* [EXERCISE DIRECTIONS]: From the listing below, select every line where the word "Standards" appears.

---- RECORDS TO PROCESS

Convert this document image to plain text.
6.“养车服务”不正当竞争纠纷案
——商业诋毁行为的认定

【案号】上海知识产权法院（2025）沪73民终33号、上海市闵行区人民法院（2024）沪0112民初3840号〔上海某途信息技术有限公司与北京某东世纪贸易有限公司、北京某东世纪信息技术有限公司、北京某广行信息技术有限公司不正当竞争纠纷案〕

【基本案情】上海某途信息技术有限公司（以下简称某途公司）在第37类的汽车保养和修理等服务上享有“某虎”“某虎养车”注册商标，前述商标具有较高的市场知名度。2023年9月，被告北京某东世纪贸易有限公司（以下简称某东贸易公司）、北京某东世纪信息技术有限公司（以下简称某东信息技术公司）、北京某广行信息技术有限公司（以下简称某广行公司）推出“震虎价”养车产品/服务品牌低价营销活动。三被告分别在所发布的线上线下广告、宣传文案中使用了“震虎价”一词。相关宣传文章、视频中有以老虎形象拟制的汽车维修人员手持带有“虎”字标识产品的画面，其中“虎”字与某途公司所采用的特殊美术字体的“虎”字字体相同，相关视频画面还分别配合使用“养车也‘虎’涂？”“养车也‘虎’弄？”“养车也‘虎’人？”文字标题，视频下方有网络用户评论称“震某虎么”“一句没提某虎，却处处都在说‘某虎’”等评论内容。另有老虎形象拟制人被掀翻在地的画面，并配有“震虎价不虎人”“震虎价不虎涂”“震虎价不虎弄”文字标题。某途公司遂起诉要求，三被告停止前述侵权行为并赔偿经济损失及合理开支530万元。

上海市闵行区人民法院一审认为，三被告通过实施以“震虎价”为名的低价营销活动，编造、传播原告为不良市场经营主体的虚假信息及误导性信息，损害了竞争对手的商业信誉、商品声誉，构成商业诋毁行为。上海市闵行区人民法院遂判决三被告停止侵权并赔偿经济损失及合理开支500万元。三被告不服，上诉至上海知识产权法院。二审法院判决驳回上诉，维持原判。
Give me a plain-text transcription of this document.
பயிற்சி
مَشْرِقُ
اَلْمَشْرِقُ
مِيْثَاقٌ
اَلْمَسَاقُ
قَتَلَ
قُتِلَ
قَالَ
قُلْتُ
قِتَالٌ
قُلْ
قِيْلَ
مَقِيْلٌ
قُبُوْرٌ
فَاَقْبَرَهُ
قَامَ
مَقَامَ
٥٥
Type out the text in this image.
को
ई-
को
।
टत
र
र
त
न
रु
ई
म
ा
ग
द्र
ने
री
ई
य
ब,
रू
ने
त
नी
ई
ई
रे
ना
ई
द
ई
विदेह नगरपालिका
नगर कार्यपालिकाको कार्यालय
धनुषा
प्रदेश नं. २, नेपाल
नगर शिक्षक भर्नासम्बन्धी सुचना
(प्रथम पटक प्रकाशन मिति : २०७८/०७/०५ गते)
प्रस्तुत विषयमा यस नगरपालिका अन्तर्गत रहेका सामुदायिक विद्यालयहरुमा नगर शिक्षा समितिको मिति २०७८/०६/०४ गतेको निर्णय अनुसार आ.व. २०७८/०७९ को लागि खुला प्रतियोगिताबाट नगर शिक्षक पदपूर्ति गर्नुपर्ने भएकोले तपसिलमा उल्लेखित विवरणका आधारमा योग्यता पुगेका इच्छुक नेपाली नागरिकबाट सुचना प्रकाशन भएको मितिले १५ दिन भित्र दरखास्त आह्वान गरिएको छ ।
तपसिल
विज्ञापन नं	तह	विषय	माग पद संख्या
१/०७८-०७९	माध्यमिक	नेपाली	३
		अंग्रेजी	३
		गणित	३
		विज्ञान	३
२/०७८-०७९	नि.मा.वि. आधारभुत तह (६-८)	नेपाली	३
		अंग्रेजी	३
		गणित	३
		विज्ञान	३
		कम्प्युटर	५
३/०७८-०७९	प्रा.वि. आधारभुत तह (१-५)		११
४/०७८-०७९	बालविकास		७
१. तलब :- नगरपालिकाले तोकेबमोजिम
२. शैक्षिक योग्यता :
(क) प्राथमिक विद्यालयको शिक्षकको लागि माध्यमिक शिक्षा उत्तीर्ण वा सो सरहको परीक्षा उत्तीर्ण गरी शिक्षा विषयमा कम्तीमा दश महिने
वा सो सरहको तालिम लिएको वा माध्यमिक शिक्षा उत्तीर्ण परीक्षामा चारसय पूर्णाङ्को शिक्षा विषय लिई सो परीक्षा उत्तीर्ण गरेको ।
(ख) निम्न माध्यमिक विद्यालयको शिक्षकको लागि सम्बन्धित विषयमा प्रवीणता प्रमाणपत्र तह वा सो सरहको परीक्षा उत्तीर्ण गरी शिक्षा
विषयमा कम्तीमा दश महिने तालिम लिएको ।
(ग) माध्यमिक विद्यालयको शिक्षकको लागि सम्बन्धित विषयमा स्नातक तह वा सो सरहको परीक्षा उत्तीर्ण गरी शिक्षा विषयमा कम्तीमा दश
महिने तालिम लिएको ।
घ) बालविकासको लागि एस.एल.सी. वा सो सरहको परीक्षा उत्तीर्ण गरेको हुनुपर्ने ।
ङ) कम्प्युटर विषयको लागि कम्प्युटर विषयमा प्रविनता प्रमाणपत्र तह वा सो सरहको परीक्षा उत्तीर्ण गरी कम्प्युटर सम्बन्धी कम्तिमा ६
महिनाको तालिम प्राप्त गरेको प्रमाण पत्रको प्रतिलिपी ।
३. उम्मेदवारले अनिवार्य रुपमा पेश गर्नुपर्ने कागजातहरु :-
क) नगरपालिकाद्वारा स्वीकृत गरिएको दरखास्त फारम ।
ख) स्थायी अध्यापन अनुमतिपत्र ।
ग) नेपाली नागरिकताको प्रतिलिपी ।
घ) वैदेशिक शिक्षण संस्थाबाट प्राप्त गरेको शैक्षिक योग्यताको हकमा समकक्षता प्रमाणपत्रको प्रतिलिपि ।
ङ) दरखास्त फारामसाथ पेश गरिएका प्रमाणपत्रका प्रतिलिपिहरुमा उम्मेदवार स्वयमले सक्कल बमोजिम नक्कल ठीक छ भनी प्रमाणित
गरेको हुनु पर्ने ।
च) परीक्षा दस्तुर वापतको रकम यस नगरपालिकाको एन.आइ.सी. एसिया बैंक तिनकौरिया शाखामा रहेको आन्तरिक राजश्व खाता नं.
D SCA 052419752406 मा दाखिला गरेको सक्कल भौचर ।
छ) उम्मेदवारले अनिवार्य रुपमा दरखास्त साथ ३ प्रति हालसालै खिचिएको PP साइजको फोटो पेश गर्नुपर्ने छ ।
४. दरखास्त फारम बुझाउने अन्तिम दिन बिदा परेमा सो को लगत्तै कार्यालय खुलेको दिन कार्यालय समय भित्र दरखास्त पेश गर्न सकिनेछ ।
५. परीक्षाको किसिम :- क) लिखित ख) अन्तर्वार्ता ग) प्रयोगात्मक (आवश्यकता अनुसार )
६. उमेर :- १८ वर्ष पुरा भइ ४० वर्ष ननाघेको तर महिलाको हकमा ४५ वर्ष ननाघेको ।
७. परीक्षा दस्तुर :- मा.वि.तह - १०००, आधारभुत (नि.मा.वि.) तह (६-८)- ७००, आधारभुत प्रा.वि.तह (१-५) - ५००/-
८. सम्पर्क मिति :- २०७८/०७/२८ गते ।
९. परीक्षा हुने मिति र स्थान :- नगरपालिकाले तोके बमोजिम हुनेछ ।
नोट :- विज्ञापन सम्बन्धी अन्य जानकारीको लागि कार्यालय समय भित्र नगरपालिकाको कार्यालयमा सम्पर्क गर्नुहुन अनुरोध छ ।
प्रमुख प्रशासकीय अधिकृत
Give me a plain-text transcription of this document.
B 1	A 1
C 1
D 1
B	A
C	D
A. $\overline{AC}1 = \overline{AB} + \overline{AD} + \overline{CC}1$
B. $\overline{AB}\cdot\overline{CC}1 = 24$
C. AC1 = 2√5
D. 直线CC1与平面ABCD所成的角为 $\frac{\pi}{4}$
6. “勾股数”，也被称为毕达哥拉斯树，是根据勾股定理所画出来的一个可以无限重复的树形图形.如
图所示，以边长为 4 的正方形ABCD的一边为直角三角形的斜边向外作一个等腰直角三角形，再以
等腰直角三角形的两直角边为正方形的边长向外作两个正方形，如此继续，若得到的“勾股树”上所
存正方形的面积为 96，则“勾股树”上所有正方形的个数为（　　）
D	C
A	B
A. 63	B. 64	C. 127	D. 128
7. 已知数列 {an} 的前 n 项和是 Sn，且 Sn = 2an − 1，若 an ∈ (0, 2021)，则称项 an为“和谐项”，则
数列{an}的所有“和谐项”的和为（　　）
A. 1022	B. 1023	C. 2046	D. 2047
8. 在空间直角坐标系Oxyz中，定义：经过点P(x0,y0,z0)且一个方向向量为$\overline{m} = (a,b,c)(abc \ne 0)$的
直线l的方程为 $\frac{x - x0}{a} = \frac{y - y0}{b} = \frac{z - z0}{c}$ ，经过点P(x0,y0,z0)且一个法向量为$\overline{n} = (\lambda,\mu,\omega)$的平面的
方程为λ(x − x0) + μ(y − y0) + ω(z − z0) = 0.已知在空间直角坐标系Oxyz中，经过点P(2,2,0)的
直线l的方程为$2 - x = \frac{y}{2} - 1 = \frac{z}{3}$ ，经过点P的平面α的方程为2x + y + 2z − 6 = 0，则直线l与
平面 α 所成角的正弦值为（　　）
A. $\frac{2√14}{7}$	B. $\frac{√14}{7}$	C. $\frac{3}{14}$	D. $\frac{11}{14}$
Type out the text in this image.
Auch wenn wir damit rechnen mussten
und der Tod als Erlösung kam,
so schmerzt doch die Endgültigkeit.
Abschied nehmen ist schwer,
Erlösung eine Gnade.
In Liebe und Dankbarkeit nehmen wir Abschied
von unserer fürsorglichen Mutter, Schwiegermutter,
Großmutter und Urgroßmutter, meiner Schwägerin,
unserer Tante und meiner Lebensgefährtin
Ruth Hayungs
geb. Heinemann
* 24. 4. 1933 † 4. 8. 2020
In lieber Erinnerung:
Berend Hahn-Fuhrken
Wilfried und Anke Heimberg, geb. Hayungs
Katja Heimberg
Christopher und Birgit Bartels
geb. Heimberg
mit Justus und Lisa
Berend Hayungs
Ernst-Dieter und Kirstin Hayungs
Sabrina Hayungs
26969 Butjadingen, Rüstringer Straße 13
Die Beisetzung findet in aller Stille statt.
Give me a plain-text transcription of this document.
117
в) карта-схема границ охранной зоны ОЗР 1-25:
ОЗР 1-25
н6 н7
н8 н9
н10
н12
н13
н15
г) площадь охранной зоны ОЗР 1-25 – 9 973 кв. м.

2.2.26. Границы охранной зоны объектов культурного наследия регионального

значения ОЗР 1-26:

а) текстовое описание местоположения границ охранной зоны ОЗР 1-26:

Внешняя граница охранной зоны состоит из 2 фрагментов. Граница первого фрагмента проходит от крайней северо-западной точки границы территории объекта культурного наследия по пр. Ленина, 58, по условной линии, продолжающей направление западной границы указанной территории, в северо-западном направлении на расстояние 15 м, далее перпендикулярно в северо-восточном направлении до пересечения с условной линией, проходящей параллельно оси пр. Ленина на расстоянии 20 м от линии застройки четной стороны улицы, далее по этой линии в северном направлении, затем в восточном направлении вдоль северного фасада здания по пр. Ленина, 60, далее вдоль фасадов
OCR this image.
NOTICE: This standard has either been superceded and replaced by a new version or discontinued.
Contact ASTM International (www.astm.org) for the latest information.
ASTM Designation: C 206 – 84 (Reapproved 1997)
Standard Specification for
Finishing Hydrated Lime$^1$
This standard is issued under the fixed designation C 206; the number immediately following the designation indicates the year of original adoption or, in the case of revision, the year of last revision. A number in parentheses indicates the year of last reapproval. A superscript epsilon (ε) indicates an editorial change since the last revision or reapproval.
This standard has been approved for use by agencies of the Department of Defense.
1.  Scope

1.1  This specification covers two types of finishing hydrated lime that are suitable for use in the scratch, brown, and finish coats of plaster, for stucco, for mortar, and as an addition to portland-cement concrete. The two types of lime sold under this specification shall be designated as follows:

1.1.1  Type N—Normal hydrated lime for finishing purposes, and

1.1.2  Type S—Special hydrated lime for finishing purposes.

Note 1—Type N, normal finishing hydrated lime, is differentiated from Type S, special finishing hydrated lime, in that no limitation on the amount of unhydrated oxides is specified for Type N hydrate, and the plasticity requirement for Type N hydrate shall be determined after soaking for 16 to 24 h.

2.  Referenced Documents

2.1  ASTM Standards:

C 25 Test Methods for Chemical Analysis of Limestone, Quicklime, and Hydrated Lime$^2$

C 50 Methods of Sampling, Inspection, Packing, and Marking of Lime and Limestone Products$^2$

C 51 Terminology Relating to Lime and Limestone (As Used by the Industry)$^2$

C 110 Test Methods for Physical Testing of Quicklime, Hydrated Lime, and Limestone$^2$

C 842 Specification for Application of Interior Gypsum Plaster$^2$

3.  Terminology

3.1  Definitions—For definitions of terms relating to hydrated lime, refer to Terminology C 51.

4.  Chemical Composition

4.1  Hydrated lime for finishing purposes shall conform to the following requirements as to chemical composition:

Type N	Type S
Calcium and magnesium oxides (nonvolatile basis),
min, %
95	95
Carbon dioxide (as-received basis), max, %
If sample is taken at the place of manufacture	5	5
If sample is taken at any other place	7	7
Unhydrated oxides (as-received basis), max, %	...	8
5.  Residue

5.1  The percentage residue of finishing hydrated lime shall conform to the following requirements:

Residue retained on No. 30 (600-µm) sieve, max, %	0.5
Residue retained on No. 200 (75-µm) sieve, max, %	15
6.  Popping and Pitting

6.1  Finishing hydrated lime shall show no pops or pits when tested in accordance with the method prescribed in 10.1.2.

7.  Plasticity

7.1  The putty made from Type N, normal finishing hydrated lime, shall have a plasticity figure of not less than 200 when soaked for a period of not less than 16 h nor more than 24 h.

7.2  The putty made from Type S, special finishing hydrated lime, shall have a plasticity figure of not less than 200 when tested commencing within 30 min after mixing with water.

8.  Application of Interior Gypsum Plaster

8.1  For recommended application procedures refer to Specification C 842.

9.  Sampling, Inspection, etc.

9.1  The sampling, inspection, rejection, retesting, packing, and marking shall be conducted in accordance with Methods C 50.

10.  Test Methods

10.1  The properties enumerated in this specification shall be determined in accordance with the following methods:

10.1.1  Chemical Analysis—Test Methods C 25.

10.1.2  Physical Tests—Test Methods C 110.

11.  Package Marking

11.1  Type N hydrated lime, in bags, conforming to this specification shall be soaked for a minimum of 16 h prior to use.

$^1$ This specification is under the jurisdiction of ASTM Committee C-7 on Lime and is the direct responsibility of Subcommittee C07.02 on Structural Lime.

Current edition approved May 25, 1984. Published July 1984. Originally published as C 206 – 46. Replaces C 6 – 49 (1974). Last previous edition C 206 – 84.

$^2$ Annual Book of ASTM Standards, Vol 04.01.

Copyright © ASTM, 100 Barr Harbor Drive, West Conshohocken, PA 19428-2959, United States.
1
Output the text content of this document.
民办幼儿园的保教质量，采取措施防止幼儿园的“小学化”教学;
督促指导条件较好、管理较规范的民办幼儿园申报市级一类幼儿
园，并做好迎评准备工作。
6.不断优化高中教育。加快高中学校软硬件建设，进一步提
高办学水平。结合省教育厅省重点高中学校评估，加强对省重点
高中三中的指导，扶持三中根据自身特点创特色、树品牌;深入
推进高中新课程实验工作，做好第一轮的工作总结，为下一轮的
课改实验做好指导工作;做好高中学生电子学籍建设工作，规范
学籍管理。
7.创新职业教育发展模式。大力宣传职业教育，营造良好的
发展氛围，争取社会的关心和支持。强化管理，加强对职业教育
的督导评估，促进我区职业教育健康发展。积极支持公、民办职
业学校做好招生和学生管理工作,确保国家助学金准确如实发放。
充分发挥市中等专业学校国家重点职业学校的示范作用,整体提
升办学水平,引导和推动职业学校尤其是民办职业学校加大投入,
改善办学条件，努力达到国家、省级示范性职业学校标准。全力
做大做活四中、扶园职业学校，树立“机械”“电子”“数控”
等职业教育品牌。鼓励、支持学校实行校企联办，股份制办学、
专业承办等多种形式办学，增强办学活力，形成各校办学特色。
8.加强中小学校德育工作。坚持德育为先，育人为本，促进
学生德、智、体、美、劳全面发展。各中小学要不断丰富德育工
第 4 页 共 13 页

--------

* [OUTPUT FOR THIS EXERCISE]:
2.1  ASTM Standards:
$^2$ Annual Book of ASTM Standards, Vol 04.01.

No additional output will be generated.